>> BEGIN

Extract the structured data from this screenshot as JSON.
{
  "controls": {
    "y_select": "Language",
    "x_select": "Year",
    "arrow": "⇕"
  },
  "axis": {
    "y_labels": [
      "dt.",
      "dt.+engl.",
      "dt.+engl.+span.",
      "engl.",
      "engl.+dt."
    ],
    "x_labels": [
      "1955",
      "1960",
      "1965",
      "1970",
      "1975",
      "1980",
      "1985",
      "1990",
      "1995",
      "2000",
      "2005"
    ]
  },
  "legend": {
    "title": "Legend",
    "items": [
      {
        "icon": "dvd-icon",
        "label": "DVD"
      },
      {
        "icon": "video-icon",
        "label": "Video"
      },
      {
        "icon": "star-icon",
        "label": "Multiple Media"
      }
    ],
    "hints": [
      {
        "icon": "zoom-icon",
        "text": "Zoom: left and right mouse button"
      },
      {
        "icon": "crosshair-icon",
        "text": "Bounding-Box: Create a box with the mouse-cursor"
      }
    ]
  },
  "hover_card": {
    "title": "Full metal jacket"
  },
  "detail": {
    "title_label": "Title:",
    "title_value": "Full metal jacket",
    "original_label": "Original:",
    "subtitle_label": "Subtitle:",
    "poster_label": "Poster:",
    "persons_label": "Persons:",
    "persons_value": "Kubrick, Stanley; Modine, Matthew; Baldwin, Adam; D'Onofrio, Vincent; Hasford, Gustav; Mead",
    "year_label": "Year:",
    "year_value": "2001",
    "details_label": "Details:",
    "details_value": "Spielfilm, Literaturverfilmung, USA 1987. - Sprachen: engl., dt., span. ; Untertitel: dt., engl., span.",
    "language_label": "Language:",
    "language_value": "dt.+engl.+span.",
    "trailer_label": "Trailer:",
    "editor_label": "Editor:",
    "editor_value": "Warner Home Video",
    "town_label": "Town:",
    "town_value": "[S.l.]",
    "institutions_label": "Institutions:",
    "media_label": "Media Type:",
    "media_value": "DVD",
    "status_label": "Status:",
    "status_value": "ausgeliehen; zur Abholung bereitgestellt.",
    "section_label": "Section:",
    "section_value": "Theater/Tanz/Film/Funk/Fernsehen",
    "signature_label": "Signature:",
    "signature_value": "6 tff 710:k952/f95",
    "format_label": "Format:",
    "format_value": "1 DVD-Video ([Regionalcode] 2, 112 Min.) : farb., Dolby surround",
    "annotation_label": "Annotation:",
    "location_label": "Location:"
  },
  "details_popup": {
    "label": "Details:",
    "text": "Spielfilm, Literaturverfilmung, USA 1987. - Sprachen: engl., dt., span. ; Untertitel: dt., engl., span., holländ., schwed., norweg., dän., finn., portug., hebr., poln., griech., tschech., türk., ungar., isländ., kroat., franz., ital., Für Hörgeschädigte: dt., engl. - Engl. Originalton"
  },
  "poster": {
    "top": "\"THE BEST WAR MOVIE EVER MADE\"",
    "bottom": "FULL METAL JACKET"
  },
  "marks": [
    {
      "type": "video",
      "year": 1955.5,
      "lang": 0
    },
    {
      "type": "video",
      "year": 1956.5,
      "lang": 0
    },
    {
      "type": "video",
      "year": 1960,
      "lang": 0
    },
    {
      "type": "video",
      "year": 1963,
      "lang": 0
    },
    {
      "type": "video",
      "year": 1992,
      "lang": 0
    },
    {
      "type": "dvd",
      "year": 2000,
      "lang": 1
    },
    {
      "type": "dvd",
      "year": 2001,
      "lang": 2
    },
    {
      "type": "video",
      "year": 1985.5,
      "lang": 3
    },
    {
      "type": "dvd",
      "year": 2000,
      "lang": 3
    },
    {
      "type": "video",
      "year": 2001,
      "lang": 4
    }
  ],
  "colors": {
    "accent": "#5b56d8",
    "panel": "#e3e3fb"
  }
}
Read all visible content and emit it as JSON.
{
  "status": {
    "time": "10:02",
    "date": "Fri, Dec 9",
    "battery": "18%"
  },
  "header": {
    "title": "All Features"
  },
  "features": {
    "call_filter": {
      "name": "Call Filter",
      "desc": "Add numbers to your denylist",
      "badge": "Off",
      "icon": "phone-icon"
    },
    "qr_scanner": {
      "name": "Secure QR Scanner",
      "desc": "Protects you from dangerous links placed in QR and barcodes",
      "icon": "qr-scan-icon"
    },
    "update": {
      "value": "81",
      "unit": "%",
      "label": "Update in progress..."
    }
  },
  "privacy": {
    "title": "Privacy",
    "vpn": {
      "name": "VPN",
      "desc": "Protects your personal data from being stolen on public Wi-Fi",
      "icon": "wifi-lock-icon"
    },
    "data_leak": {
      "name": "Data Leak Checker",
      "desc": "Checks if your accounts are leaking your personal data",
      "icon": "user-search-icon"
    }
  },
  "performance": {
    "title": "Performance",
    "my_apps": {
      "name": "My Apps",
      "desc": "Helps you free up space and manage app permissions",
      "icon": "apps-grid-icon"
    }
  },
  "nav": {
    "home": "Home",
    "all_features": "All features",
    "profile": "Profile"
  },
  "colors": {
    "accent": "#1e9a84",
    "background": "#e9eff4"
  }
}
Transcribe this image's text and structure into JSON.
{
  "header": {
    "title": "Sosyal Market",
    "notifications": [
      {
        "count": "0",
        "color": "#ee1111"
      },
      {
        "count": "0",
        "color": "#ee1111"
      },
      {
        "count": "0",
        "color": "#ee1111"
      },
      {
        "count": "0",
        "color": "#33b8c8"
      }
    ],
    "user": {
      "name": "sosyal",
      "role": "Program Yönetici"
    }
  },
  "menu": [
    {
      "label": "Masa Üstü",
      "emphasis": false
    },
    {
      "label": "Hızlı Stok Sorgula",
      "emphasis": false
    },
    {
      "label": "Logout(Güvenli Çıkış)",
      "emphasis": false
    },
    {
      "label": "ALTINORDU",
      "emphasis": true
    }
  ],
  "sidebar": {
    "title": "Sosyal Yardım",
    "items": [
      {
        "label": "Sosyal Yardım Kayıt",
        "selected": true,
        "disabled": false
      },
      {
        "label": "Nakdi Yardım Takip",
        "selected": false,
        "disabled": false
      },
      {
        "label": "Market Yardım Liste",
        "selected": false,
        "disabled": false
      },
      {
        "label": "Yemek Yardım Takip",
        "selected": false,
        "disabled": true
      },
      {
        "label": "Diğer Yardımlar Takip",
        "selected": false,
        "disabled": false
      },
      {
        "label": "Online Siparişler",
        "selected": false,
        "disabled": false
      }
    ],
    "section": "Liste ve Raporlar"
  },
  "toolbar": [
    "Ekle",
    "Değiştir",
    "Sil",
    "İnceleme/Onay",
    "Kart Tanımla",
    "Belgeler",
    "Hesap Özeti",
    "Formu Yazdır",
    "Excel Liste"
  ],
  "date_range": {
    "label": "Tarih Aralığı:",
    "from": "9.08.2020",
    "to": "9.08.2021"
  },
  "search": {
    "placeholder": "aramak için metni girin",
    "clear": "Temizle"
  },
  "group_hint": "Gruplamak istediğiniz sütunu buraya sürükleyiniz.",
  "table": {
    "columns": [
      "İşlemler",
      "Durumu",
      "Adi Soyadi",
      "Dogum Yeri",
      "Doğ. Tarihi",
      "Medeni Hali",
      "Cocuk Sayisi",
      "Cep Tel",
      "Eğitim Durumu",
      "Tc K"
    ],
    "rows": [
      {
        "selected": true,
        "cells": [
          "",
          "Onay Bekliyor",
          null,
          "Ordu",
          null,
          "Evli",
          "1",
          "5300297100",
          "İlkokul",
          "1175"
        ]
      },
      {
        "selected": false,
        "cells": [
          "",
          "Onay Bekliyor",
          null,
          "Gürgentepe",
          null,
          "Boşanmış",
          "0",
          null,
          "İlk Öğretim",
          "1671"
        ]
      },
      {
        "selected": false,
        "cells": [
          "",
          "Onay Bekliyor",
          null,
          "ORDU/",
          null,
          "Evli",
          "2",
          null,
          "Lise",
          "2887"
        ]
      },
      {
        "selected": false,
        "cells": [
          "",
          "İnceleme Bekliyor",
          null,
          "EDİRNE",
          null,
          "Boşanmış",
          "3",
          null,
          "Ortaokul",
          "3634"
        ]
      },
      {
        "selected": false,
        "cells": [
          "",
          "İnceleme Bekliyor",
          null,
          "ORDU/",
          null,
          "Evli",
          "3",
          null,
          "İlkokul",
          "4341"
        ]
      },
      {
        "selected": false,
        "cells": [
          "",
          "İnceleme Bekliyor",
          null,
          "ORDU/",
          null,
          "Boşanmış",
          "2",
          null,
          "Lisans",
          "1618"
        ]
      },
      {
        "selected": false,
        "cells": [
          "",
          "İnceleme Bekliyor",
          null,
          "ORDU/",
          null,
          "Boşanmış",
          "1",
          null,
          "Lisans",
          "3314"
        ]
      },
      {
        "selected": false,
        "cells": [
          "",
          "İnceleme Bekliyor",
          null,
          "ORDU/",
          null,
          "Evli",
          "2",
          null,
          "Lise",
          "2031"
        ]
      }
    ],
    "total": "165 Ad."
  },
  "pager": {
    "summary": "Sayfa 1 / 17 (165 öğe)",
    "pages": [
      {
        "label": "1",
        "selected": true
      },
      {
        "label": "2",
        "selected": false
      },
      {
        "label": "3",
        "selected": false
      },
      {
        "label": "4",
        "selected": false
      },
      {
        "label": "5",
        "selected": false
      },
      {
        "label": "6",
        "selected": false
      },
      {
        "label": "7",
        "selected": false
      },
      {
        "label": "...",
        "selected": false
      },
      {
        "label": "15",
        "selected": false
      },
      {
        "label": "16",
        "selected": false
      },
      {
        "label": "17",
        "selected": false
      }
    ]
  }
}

>> END

What the task asks
State only the number of lines in these entries that contain "mouse".

Finished task
2